* start Record excerpts *
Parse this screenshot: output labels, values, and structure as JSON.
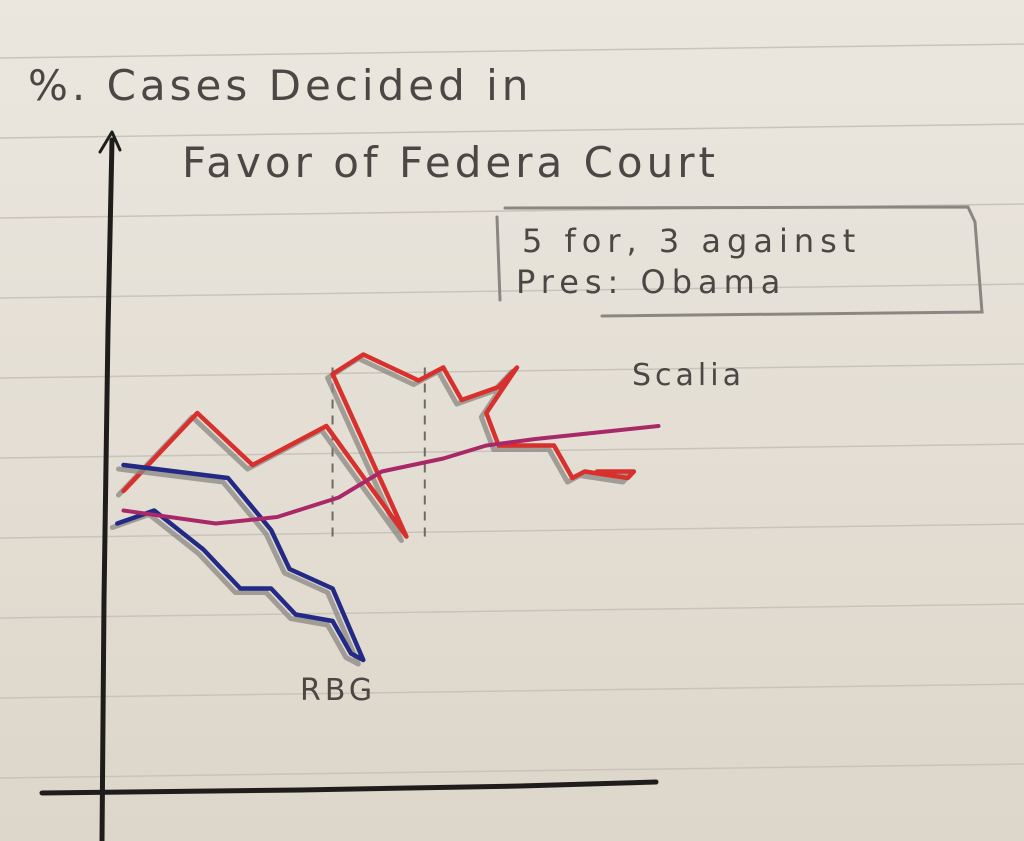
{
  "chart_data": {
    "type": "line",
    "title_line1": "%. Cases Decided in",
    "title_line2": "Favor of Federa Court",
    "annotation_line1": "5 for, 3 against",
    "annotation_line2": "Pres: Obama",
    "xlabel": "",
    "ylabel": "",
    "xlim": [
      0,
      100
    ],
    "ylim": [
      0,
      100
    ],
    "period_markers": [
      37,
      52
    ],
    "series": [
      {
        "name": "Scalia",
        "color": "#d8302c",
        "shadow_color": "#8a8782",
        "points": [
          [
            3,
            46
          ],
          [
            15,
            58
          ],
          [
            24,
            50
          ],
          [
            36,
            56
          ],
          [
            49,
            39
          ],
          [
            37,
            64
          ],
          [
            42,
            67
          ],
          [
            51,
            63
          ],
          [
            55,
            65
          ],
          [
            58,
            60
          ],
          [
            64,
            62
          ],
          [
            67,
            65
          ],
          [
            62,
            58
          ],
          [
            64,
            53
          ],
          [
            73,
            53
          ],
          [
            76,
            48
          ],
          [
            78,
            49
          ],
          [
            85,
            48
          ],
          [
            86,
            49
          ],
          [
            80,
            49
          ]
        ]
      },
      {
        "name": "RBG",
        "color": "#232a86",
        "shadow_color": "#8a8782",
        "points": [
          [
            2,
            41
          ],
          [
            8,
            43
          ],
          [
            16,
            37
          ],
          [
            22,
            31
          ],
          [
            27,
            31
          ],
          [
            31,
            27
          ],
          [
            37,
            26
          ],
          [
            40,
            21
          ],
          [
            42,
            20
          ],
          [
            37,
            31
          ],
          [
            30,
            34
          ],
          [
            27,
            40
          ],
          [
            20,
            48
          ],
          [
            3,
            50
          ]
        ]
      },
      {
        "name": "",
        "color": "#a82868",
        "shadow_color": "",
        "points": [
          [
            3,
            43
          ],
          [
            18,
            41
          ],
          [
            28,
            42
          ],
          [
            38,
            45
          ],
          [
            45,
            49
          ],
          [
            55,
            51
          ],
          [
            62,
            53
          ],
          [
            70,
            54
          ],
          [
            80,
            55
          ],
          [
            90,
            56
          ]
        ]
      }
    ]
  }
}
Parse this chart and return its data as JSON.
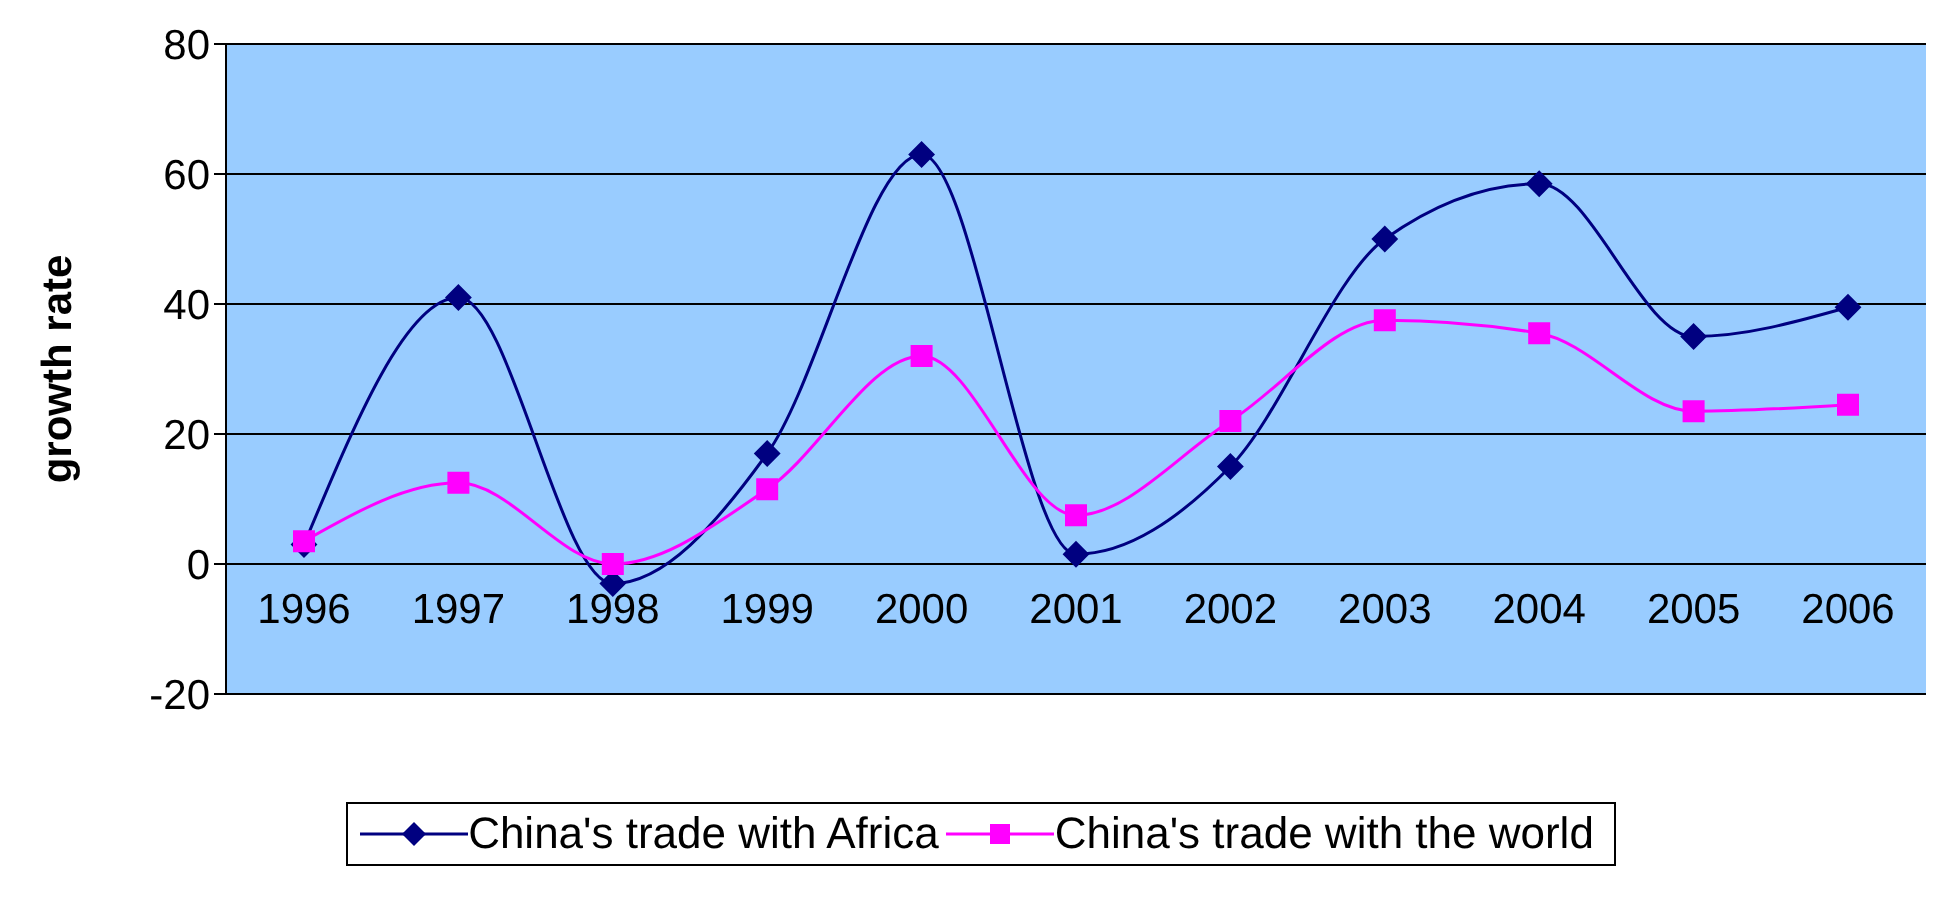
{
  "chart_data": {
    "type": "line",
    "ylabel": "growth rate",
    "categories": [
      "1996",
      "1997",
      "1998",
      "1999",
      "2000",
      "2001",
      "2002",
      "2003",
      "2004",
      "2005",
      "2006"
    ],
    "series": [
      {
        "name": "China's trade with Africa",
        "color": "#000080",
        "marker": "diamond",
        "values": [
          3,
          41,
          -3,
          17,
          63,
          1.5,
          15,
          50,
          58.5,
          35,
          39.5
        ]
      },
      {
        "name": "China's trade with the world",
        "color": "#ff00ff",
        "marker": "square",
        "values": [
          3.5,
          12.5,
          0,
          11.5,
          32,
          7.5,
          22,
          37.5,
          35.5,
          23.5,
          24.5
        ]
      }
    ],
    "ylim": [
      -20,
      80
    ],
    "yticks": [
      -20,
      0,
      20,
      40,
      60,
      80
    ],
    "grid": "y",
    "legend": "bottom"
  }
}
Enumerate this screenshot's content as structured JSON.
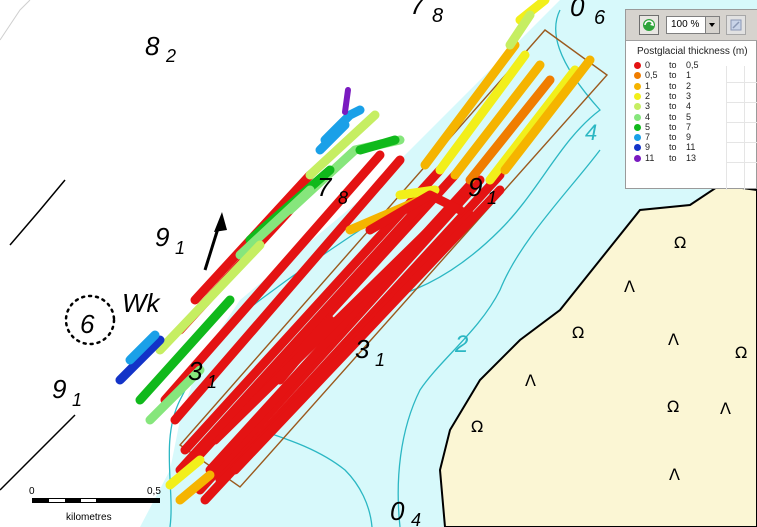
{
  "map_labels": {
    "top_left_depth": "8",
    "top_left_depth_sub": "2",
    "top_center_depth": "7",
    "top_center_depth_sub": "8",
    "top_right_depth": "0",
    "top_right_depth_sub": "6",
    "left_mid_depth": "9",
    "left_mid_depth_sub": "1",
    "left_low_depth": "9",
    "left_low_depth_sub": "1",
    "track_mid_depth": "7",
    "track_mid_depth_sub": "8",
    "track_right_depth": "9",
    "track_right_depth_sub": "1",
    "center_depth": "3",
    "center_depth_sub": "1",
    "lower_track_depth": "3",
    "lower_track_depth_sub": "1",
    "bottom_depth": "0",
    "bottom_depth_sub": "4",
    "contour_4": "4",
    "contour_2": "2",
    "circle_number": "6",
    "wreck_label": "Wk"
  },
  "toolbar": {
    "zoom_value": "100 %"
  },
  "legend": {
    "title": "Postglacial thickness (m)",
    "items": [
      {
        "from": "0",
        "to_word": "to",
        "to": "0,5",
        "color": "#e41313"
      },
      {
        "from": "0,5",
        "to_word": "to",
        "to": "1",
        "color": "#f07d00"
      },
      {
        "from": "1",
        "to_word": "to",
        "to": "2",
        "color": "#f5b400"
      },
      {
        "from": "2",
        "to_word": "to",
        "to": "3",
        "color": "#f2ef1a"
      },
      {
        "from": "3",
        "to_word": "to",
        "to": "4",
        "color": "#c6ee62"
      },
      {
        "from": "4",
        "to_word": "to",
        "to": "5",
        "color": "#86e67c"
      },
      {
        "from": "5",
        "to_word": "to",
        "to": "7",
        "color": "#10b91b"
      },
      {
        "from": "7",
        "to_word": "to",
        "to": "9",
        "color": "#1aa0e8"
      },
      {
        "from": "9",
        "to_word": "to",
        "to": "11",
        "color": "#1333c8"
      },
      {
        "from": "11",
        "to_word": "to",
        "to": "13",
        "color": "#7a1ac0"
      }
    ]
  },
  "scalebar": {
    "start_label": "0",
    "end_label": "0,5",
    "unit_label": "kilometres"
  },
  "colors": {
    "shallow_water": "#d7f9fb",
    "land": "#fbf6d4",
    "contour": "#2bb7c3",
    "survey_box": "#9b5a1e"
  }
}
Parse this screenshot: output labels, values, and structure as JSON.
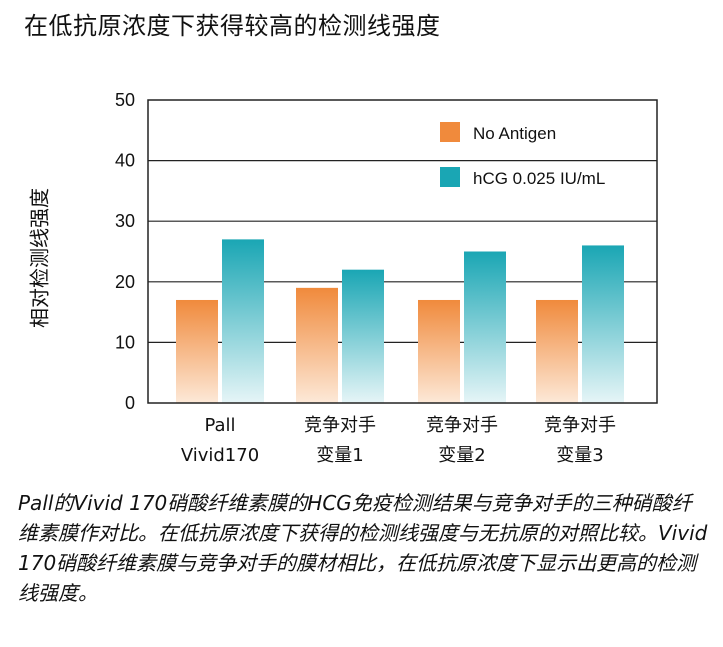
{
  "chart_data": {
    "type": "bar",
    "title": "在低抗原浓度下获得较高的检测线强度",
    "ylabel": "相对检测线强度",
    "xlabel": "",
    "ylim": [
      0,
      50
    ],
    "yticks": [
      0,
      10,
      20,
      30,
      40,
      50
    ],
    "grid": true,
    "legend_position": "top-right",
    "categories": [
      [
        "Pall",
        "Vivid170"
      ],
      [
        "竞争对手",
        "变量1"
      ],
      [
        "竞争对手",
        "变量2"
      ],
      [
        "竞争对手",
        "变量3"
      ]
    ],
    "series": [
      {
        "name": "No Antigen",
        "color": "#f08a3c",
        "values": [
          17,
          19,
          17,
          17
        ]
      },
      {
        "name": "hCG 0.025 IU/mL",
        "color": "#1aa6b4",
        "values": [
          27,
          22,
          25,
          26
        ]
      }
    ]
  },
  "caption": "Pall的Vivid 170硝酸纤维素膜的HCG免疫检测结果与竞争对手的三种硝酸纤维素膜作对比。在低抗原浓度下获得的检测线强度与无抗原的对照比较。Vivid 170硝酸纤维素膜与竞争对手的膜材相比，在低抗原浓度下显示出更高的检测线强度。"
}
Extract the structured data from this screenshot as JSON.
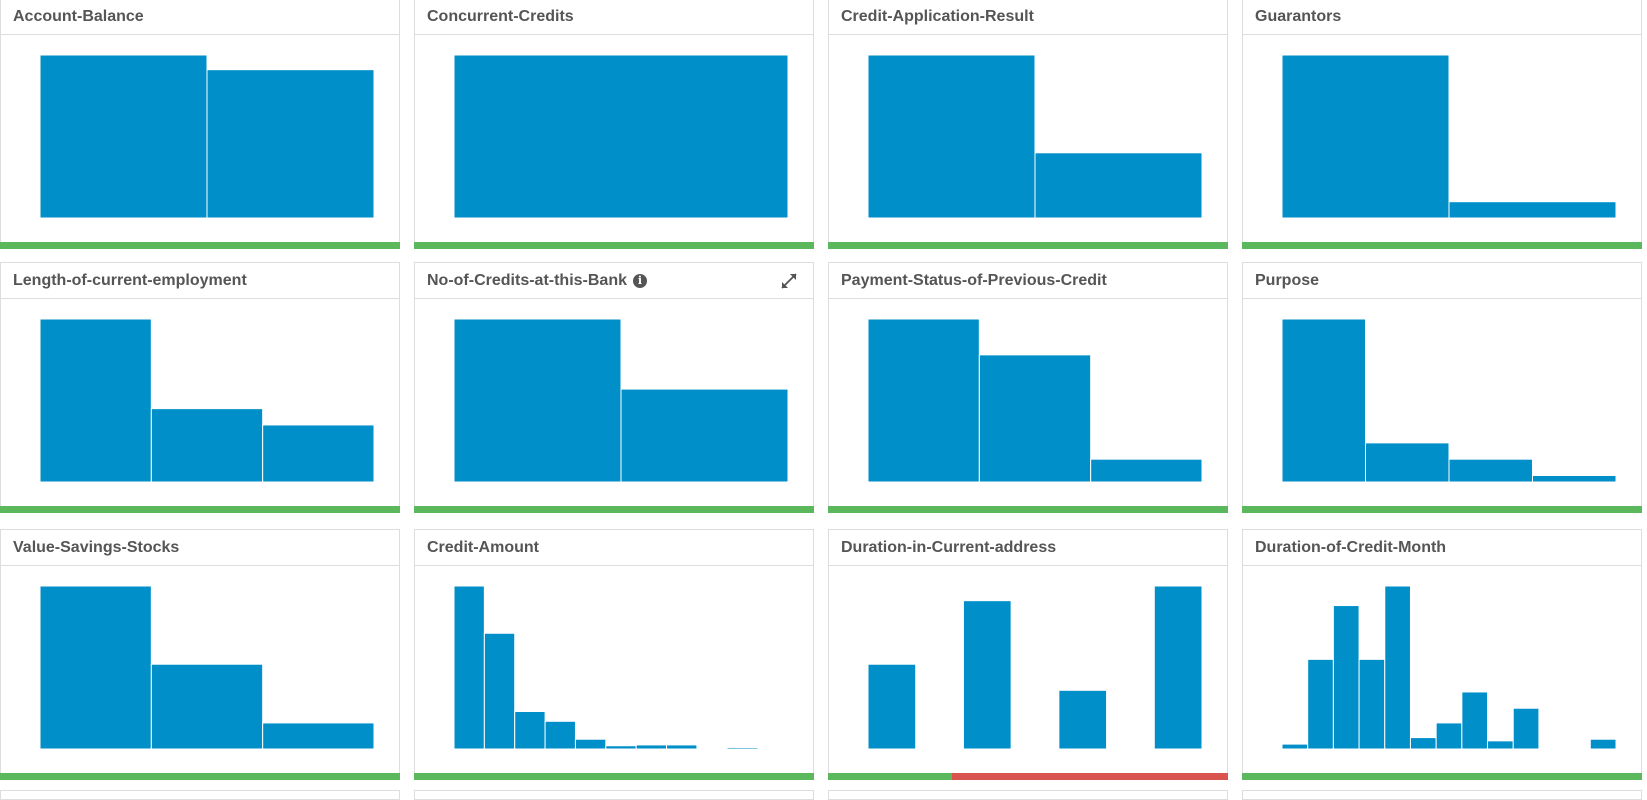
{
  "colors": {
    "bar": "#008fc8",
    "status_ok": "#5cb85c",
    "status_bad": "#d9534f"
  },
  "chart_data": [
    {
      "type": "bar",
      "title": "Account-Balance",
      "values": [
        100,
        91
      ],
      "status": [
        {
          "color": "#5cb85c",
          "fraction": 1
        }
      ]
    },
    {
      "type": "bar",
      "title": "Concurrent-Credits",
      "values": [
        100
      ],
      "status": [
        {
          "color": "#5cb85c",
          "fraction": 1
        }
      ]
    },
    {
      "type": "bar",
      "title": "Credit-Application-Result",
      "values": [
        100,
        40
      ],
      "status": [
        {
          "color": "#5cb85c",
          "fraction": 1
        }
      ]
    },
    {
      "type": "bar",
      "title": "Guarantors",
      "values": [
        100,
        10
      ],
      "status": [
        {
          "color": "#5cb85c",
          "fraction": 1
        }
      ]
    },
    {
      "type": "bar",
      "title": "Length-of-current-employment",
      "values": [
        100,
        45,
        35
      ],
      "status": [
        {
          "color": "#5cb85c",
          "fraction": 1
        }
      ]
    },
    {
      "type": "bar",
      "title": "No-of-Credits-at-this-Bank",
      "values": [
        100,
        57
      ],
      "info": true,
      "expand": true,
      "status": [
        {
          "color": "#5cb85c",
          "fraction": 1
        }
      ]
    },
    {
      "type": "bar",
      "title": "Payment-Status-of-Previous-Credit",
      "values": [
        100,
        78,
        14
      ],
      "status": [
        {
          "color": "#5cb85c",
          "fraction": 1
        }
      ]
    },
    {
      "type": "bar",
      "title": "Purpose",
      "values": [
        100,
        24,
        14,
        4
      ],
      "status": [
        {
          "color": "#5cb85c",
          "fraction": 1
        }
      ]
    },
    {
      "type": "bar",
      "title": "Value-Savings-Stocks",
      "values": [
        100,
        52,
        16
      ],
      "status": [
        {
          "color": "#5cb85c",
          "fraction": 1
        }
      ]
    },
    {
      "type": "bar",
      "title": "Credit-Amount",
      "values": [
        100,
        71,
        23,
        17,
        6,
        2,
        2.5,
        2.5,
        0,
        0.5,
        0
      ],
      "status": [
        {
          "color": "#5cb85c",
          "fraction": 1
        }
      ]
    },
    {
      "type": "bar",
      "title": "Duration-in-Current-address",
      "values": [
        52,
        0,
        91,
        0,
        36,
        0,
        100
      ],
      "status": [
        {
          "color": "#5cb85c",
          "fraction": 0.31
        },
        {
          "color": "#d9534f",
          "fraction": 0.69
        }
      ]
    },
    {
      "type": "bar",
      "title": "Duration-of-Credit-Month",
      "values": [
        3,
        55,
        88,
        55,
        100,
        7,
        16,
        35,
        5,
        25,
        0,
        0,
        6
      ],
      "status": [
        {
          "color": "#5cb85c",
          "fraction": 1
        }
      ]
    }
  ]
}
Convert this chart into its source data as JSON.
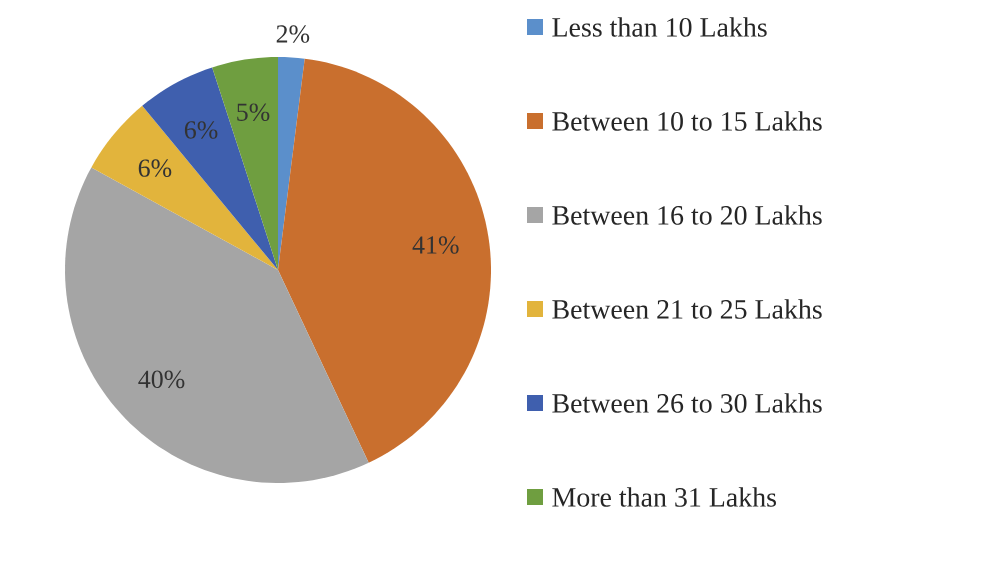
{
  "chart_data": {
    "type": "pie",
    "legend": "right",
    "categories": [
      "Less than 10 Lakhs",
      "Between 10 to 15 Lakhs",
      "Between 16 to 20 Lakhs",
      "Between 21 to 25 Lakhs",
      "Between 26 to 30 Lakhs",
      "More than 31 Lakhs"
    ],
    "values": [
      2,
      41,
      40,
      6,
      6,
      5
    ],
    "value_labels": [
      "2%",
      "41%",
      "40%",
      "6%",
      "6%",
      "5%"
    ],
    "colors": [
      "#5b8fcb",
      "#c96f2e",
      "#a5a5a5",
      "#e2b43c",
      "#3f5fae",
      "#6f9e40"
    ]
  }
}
* end Record excerpts *
**Task objective**
Which lines above contain "Between"? Show each of them.

**Task answer**
      "Between 10 to 15 Lakhs",
      "Between 16 to 20 Lakhs",
      "Between 21 to 25 Lakhs",
      "Between 26 to 30 Lakhs",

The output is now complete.